Extract the entries beginning at the line that contains "What elements are" and ending after the line that contains "leader: Esófago xyxy=(378,295,580,343)", repeating each line exactly with both end lines included. Leave the pictures out of your answer.

- [Dataset records]
────────────────────────────────────────
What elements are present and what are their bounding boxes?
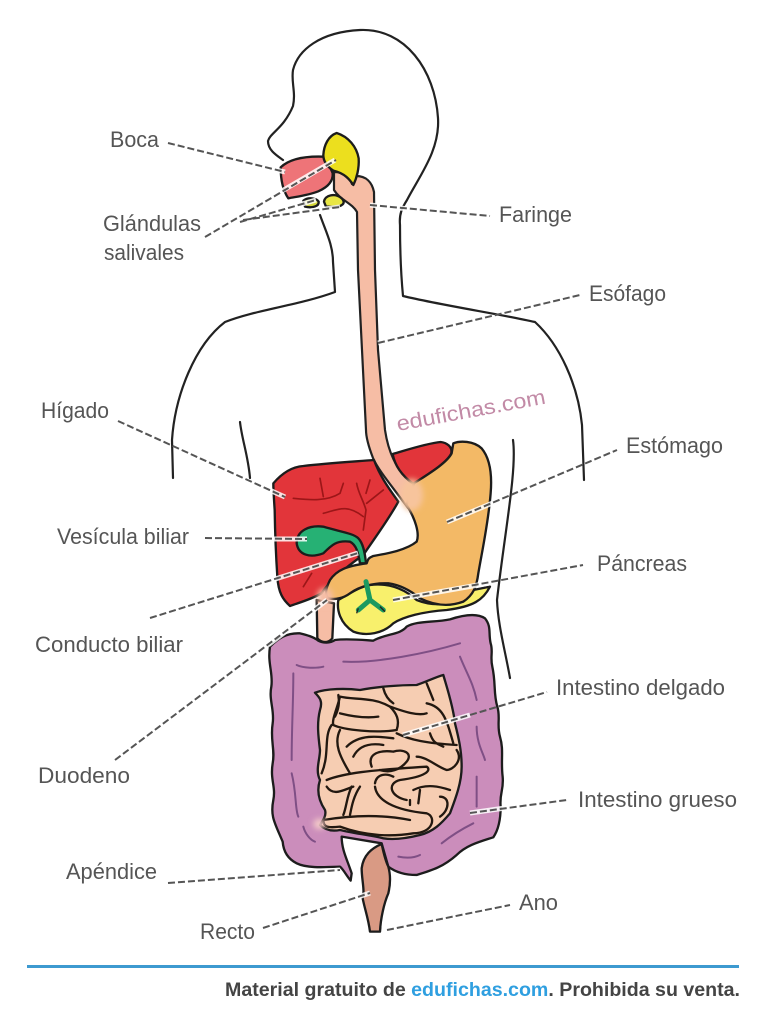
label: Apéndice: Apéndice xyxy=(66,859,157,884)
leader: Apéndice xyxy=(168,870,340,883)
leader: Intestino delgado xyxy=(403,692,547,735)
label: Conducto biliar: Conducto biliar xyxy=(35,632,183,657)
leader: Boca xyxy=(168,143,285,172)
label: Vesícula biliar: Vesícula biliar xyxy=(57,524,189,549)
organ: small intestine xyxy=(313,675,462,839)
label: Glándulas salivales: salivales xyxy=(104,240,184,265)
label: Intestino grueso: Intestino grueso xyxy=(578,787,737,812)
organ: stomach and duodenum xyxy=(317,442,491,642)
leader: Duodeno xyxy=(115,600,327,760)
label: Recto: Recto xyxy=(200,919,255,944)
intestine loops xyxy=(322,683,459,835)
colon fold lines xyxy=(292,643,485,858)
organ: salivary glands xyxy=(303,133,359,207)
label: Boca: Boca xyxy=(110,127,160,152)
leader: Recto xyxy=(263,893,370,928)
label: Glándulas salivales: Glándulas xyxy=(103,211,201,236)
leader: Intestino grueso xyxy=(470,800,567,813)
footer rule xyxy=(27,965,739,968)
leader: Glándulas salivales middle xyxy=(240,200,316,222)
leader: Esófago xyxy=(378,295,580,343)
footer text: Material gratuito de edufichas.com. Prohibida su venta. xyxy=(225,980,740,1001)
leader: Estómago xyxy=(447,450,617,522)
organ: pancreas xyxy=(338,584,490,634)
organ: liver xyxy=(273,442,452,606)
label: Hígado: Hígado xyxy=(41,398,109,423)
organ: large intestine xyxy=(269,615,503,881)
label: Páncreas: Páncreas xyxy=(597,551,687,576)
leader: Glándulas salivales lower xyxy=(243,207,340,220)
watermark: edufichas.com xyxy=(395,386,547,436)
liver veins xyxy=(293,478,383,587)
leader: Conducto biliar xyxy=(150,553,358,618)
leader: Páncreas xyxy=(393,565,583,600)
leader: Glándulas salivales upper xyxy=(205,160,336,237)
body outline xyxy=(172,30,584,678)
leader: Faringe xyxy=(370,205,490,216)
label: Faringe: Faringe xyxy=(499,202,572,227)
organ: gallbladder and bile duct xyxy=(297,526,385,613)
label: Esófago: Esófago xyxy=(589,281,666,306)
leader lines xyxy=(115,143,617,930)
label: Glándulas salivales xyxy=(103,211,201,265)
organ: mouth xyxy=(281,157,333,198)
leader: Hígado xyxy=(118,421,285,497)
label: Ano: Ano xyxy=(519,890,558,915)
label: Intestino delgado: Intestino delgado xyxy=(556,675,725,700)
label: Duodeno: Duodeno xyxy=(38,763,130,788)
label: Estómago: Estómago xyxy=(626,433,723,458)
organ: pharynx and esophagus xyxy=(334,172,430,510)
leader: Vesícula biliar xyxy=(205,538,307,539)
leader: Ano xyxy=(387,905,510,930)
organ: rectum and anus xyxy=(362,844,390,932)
────────────────────────────────────────
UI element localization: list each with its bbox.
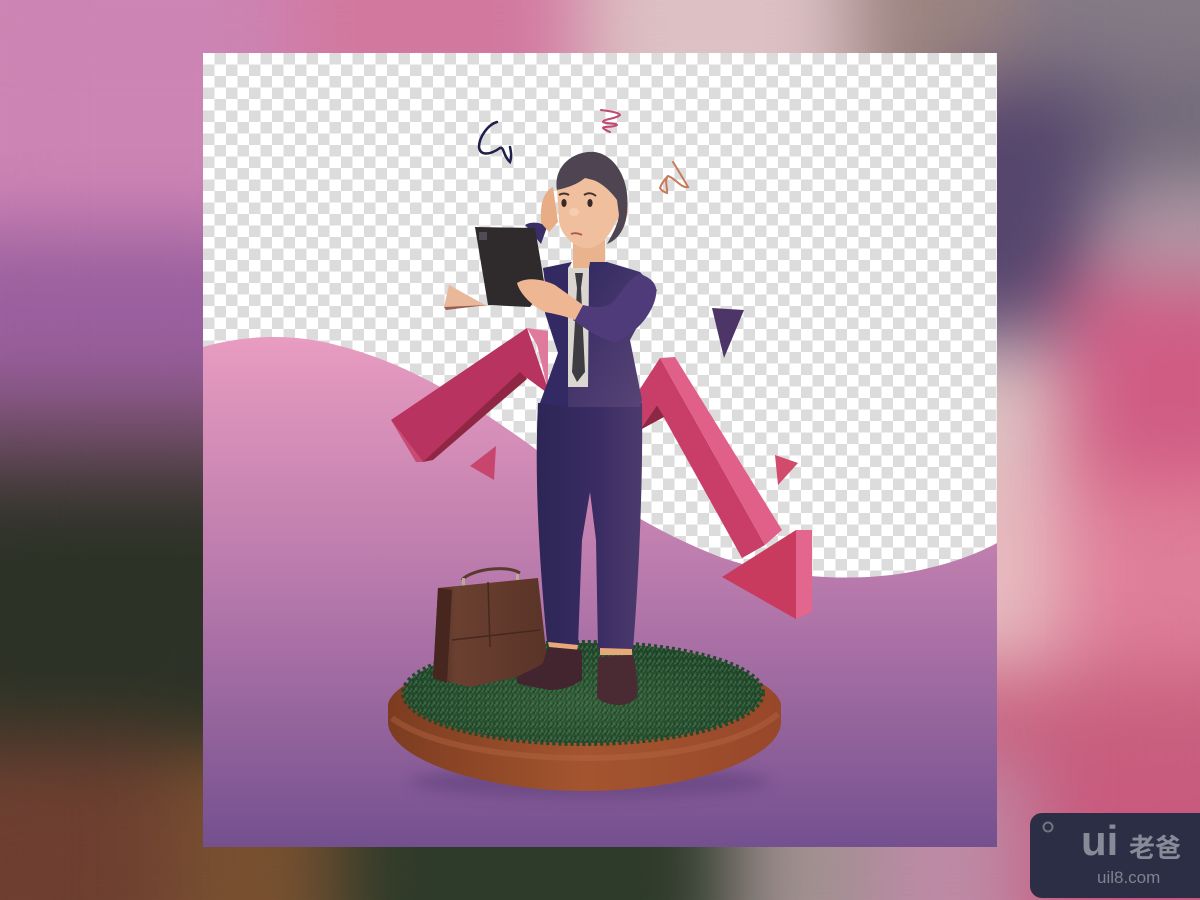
────────────────────────────────────────
- [Response to this exercise]
What elements are present and what are their bounding boxes?
label: Apéndice: Apéndice xyxy=(66,859,157,884)
leader: Apéndice xyxy=(168,870,340,883)
leader: Intestino delgado xyxy=(403,692,547,735)
label: Conducto biliar: Conducto biliar xyxy=(35,632,183,657)
leader: Boca xyxy=(168,143,285,172)
label: Vesícula biliar: Vesícula biliar xyxy=(57,524,189,549)
organ: small intestine xyxy=(313,675,462,839)
label: Glándulas salivales: salivales xyxy=(104,240,184,265)
label: Intestino grueso: Intestino grueso xyxy=(578,787,737,812)
organ: stomach and duodenum xyxy=(317,442,491,642)
leader: Duodeno xyxy=(115,600,327,760)
label: Recto: Recto xyxy=(200,919,255,944)
intestine loops xyxy=(322,683,459,835)
colon fold lines xyxy=(292,643,485,858)
organ: salivary glands xyxy=(303,133,359,207)
label: Boca: Boca xyxy=(110,127,160,152)
leader: Recto xyxy=(263,893,370,928)
label: Glándulas salivales: Glándulas xyxy=(103,211,201,236)
leader: Intestino grueso xyxy=(470,800,567,813)
footer rule xyxy=(27,965,739,968)
leader: Glándulas salivales middle xyxy=(240,200,316,222)
leader: Esófago xyxy=(378,295,580,343)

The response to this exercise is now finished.